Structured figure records
-.-.-

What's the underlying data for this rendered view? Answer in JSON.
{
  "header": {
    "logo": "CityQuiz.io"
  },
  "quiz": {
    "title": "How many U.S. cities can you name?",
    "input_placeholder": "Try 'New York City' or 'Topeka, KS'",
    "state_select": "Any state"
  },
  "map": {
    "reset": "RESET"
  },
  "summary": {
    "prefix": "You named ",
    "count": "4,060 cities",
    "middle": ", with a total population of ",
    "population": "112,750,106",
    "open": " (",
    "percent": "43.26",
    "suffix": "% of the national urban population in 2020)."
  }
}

-.-.-

Every entry needs to be retyped exactly.

What's the underlying data for this rendered view? Answer in JSON.
{
  "header": {
    "logo": "CityQuiz.io"
  },
  "quiz": {
    "title": "How many U.S. cities can you name?",
    "input_placeholder": "Try 'New York City' or 'Topeka, KS'",
    "state_select": "Any state"
  },
  "map": {
    "reset": "RESET"
  },
  "summary": {
    "prefix": "You named ",
    "count": "4,060 cities",
    "middle": ", with a total population of ",
    "population": "112,750,106",
    "open": " (",
    "percent": "43.26",
    "suffix": "% of the national urban population in 2020)."
  }
}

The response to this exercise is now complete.